:: INFORMATION SUPPLIED ::
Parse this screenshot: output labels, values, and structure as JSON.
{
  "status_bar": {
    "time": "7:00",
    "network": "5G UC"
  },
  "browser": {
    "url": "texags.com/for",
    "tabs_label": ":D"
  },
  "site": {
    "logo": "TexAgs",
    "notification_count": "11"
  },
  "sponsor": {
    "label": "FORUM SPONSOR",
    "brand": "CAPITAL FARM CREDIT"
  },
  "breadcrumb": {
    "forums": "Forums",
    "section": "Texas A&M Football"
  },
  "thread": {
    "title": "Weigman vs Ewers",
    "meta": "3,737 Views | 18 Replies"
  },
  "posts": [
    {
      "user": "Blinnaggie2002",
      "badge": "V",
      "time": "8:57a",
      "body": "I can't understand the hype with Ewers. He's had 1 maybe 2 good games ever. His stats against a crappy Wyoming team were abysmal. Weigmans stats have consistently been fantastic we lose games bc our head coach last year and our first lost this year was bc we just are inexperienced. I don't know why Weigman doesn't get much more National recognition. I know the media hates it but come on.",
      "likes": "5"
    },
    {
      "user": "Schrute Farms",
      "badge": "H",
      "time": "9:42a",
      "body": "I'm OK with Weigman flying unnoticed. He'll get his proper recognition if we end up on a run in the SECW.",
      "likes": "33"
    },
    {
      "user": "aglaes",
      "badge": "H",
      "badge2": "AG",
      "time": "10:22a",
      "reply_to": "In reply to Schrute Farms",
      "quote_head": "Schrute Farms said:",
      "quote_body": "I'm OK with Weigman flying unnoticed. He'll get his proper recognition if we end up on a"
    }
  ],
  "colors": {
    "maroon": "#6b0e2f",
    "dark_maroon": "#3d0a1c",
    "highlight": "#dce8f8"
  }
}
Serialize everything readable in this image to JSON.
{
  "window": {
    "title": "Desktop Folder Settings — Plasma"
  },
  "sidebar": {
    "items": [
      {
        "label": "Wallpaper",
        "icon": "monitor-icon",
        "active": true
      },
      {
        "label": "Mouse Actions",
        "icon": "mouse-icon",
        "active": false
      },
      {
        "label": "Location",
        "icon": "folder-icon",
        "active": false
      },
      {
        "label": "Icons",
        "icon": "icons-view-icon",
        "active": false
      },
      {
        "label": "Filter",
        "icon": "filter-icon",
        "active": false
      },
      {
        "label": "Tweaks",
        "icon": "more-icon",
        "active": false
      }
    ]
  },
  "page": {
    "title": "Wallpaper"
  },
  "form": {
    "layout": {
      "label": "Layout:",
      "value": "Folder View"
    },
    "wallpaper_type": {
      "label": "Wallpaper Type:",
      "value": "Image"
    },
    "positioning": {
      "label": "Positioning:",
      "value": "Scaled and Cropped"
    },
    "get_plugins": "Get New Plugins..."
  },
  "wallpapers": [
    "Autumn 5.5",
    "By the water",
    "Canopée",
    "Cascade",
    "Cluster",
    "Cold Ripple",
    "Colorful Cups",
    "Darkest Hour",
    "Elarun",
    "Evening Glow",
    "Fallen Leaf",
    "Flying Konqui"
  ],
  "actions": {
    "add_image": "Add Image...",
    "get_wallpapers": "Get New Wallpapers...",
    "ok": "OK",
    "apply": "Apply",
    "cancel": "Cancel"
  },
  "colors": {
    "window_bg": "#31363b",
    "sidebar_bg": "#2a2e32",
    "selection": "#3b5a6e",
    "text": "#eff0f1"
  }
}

:: THE TASK ::
Return the full listing, character for character.

:: CORRECT ANSWER ::
Parse this screenshot: output labels, values, and structure as JSON.
{
  "status_bar": {
    "time": "7:00",
    "network": "5G UC"
  },
  "browser": {
    "url": "texags.com/for",
    "tabs_label": ":D"
  },
  "site": {
    "logo": "TexAgs",
    "notification_count": "11"
  },
  "sponsor": {
    "label": "FORUM SPONSOR",
    "brand": "CAPITAL FARM CREDIT"
  },
  "breadcrumb": {
    "forums": "Forums",
    "section": "Texas A&M Football"
  },
  "thread": {
    "title": "Weigman vs Ewers",
    "meta": "3,737 Views | 18 Replies"
  },
  "posts": [
    {
      "user": "Blinnaggie2002",
      "badge": "V",
      "time": "8:57a",
      "body": "I can't understand the hype with Ewers. He's had 1 maybe 2 good games ever. His stats against a crappy Wyoming team were abysmal. Weigmans stats have consistently been fantastic we lose games bc our head coach last year and our first lost this year was bc we just are inexperienced. I don't know why Weigman doesn't get much more National recognition. I know the media hates it but come on.",
      "likes": "5"
    },
    {
      "user": "Schrute Farms",
      "badge": "H",
      "time": "9:42a",
      "body": "I'm OK with Weigman flying unnoticed. He'll get his proper recognition if we end up on a run in the SECW.",
      "likes": "33"
    },
    {
      "user": "aglaes",
      "badge": "H",
      "badge2": "AG",
      "time": "10:22a",
      "reply_to": "In reply to Schrute Farms",
      "quote_head": "Schrute Farms said:",
      "quote_body": "I'm OK with Weigman flying unnoticed. He'll get his proper recognition if we end up on a"
    }
  ],
  "colors": {
    "maroon": "#6b0e2f",
    "dark_maroon": "#3d0a1c",
    "highlight": "#dce8f8"
  }
}
Serialize everything readable in this image to JSON.
{
  "window": {
    "title": "Desktop Folder Settings — Plasma"
  },
  "sidebar": {
    "items": [
      {
        "label": "Wallpaper",
        "icon": "monitor-icon",
        "active": true
      },
      {
        "label": "Mouse Actions",
        "icon": "mouse-icon",
        "active": false
      },
      {
        "label": "Location",
        "icon": "folder-icon",
        "active": false
      },
      {
        "label": "Icons",
        "icon": "icons-view-icon",
        "active": false
      },
      {
        "label": "Filter",
        "icon": "filter-icon",
        "active": false
      },
      {
        "label": "Tweaks",
        "icon": "more-icon",
        "active": false
      }
    ]
  },
  "page": {
    "title": "Wallpaper"
  },
  "form": {
    "layout": {
      "label": "Layout:",
      "value": "Folder View"
    },
    "wallpaper_type": {
      "label": "Wallpaper Type:",
      "value": "Image"
    },
    "positioning": {
      "label": "Positioning:",
      "value": "Scaled and Cropped"
    },
    "get_plugins": "Get New Plugins..."
  },
  "wallpapers": [
    "Autumn 5.5",
    "By the water",
    "Canopée",
    "Cascade",
    "Cluster",
    "Cold Ripple",
    "Colorful Cups",
    "Darkest Hour",
    "Elarun",
    "Evening Glow",
    "Fallen Leaf",
    "Flying Konqui"
  ],
  "actions": {
    "add_image": "Add Image...",
    "get_wallpapers": "Get New Wallpapers...",
    "ok": "OK",
    "apply": "Apply",
    "cancel": "Cancel"
  },
  "colors": {
    "window_bg": "#31363b",
    "sidebar_bg": "#2a2e32",
    "selection": "#3b5a6e",
    "text": "#eff0f1"
  }
}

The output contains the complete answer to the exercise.